[Input data]
## start
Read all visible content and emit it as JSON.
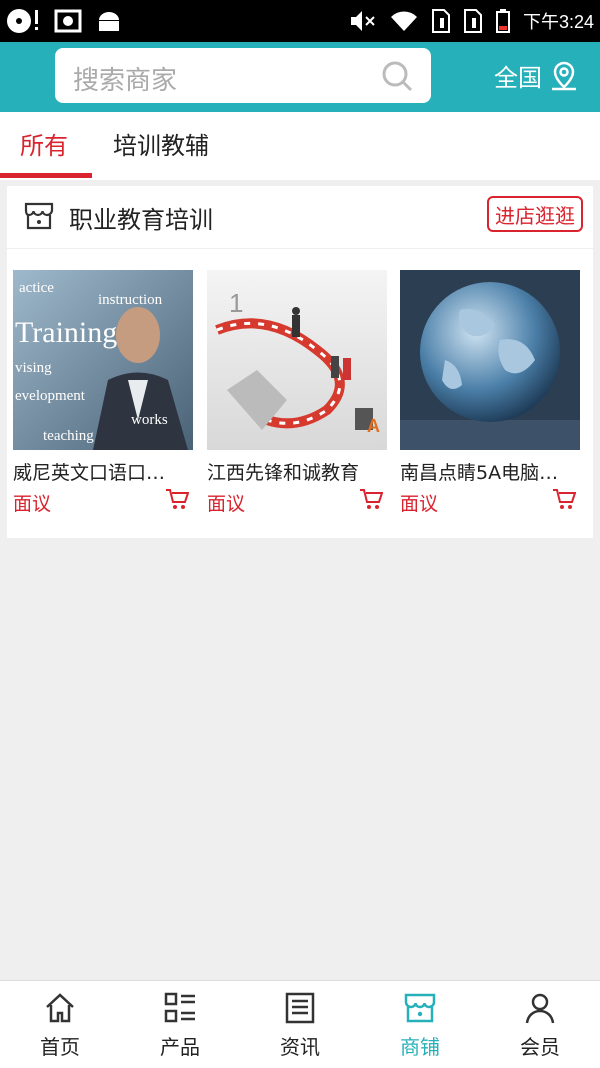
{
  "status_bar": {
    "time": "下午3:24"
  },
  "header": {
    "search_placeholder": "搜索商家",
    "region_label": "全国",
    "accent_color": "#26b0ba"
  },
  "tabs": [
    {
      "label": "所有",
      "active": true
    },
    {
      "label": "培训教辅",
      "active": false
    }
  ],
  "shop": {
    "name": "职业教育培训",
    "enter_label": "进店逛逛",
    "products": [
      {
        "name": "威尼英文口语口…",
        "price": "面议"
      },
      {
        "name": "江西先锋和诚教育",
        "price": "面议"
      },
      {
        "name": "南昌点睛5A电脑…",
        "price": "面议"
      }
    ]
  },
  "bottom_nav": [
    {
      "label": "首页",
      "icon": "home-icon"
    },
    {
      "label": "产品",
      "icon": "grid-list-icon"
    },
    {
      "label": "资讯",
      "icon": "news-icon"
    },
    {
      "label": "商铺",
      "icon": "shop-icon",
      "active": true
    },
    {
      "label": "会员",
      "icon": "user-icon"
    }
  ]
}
## end
## start
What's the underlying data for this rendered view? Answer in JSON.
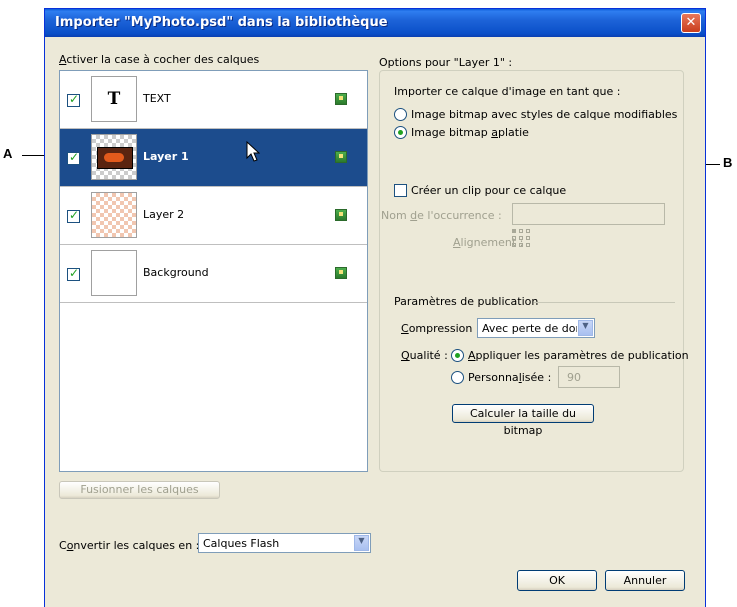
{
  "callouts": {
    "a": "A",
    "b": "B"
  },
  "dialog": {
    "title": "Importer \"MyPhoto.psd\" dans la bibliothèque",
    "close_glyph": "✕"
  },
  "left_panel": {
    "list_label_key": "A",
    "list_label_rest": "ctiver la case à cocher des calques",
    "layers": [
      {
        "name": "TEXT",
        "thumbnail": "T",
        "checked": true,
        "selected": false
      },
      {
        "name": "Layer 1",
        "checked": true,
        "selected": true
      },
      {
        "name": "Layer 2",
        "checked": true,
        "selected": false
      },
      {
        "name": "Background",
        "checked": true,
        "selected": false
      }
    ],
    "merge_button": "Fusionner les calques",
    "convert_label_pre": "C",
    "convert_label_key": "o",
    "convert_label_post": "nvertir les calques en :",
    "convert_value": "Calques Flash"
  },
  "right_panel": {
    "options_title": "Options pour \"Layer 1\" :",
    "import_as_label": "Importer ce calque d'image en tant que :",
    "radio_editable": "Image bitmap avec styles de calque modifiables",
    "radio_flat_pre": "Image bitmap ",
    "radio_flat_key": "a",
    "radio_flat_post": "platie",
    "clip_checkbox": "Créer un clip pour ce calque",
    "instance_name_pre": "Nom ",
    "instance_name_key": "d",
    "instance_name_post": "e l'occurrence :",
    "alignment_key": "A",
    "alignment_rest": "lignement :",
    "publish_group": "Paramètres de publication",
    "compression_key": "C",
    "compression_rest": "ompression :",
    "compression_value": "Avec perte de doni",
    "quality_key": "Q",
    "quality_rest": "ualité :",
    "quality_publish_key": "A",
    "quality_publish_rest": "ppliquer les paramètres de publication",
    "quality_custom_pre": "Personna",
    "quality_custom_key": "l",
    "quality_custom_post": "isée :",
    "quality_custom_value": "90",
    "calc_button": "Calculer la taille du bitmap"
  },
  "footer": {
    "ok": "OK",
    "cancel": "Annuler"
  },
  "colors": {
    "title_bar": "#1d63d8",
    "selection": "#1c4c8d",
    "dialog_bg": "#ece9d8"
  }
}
## end
[Exercise directions] Search the preceding listing for "publication" and extract every line where it is found.

[The completed task]
    "publish_group": "Paramètres de publication",
    "quality_publish_rest": "ppliquer les paramètres de publication",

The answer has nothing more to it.